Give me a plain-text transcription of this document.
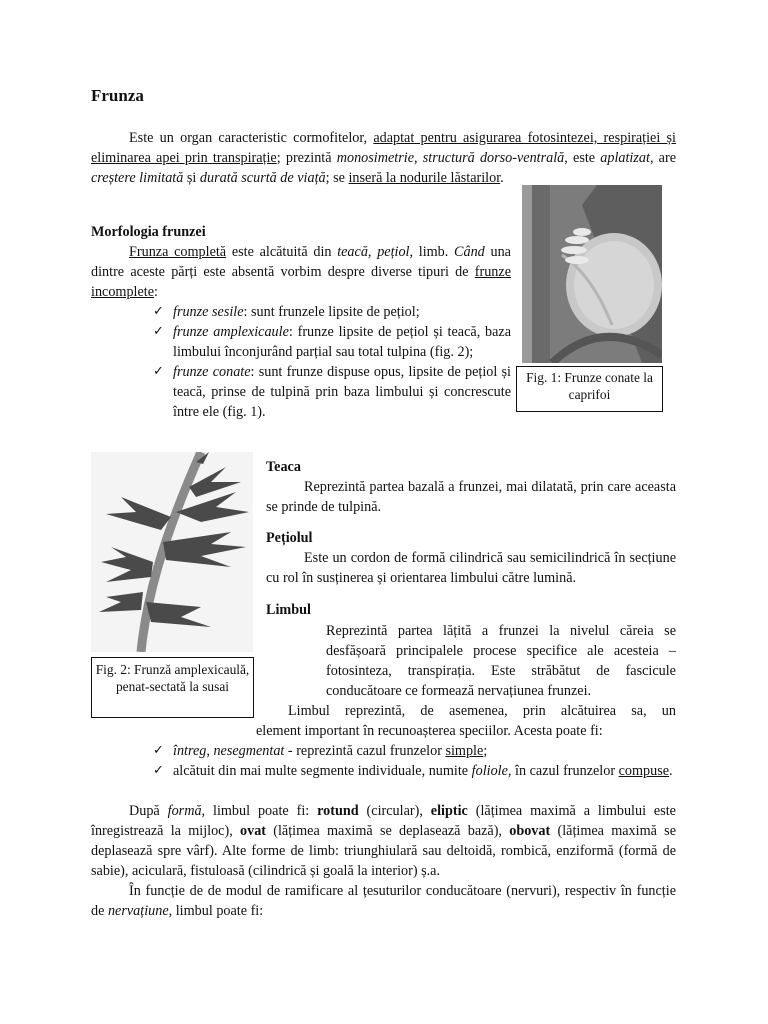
Frunza
Este un organ caracteristic cormofitelor, adaptat pentru asigurarea fotosintezei, respirației și eliminarea apei prin transpirație; prezintă monosimetrie, structură dorso-ventrală, este aplatizat, are creștere limitată și durată scurtă de viață; se inseră la nodurile lăstarilor.
Fig. 1: Frunze conate la caprifoi
Morfologia frunzei
Frunza completă este alcătuită din teacă, pețiol, limb. Când una dintre aceste părți este absentă vorbim despre diverse tipuri de frunze incomplete:
✓ frunze sesile: sunt frunzele lipsite de pețiol;
✓ frunze amplexicaule: frunze lipsite de pețiol și teacă, baza limbului înconjurând parțial sau total tulpina (fig. 2);
✓ frunze conate: sunt frunze dispuse opus, lipsite de pețiol și teacă, prinse de tulpină prin baza limbului și concrescute între ele (fig. 1).
Fig. 2: Frunză amplexicaulă, penat-sectată la susai
Teaca
Reprezintă partea bazală a frunzei, mai dilatată, prin care aceasta se prinde de tulpină.
Pețiolul
Este un cordon de formă cilindrică sau semicilindrică în secțiune cu rol în susținerea și orientarea limbului către lumină.
Limbul
Reprezintă partea lățită a frunzei la nivelul căreia se desfășoară principalele procese specifice ale acesteia – fotosinteza, transpirația. Este străbătut de fascicule conducătoare ce formează nervațiunea frunzei.
Limbul reprezintă, de asemenea, prin alcătuirea sa, un
element important în recunoașterea speciilor. Acesta poate fi:
✓ întreg, nesegmentat - reprezintă cazul frunzelor simple;
✓ alcătuit din mai multe segmente individuale, numite foliole, în cazul frunzelor compuse.
După formă, limbul poate fi: rotund (circular), eliptic (lățimea maximă a limbului este înregistrează la mijloc), ovat (lățimea maximă se deplasează bază), obovat (lățimea maximă se deplasează spre vârf). Alte forme de limb: triunghiulară sau deltoidă, rombică, enziformă (formă de sabie), aciculară, fistuloasă (cilindrică și goală la interior) ș.a.
În funcție de de modul de ramificare al țesuturilor conducătoare (nervuri), respectiv în funcție de nervațiune, limbul poate fi:
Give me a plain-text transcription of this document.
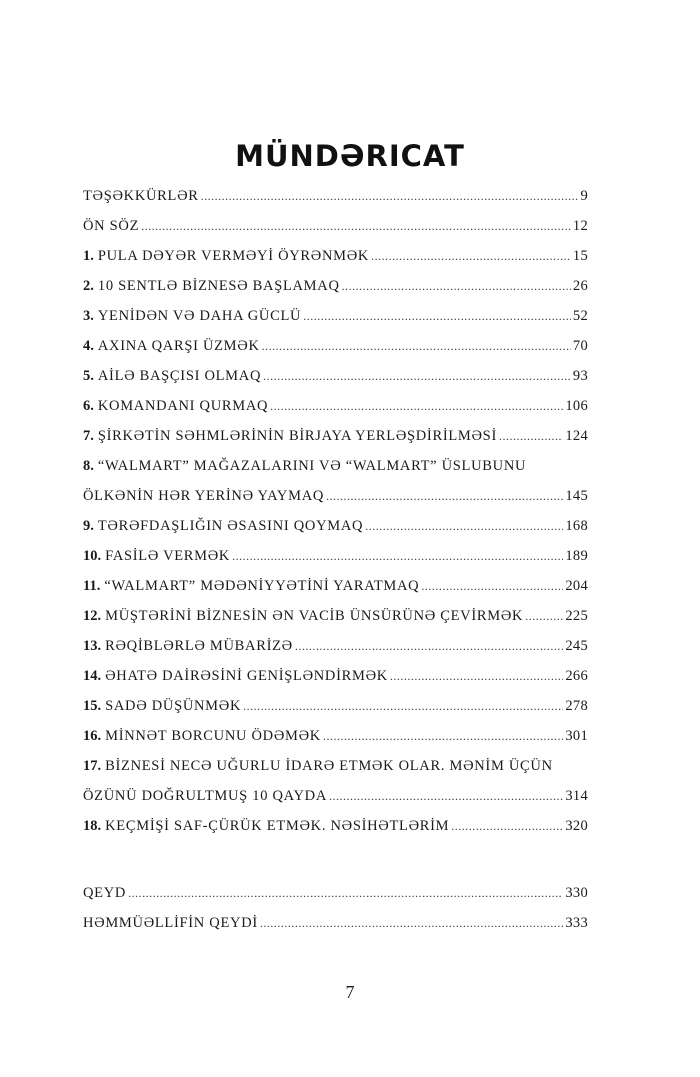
MÜNDƏRICAT
TƏŞƏKKÜRLƏR .....	9
ÖN SÖZ .....	12
1. PULA DƏYƏR VERMƏYİ ÖYRƏNMƏK .....	15
2. 10 SENTLƏ BİZNESƏ BAŞLAMAQ .....	26
3. YENİDƏN VƏ DAHA GÜCLÜ .....	52
4. AXINA QARŞI ÜZMƏK .....	70
5. AİLƏ BAŞÇISI OLMAQ .....	93
6. KOMANDANI QURMAQ .....	106
7. ŞİRKƏTİN SƏHMLƏRİNİN BİRJAYA YERLƏŞDİRİLMƏSİ .....	124
8. “WALMART” MAĞAZALARINI VƏ “WALMART” ÜSLUBUNU
ÖLKƏNİN HƏR YERİNƏ YAYMAQ .....	145
9. TƏRƏFDAŞLIĞIN ƏSASINI QOYMAQ .....	168
10. FASİLƏ VERMƏK .....	189
11. “WALMART” MƏDƏNİYYƏTİNİ YARATMAQ .....	204
12. MÜŞTƏRİNİ BİZNESİN ƏN VACİB ÜNSÜRÜNƏ ÇEVİRMƏK .....	225
13. RƏQİBLƏRLƏ MÜBARİZƏ .....	245
14. ƏHATƏ DAİRƏSİNİ GENİŞLƏNDİRMƏK .....	266
15. SADƏ DÜŞÜNMƏK .....	278
16. MİNNƏT BORCUNU ÖDƏMƏK .....	301
17. BİZNESİ NECƏ UĞURLU İDARƏ ETMƏK OLAR. MƏNİM ÜÇÜN
ÖZÜNÜ DOĞRULTMUŞ 10 QAYDA .....	314
18. KEÇMİŞİ SAF-ÇÜRÜK ETMƏK. NƏSİHƏTLƏRİM .....	320
QEYD .....	330
HƏMMÜƏLLİFİN QEYDİ .....	333
7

====

**Objective**. Which lines include the word "WALMART"? Copy every one of them.

**Response for this exercise**.
8. “WALMART” MAĞAZALARINI VƏ “WALMART” ÜSLUBUNU
11. “WALMART” MƏDƏNİYYƏTİNİ YARATMAQ .....	204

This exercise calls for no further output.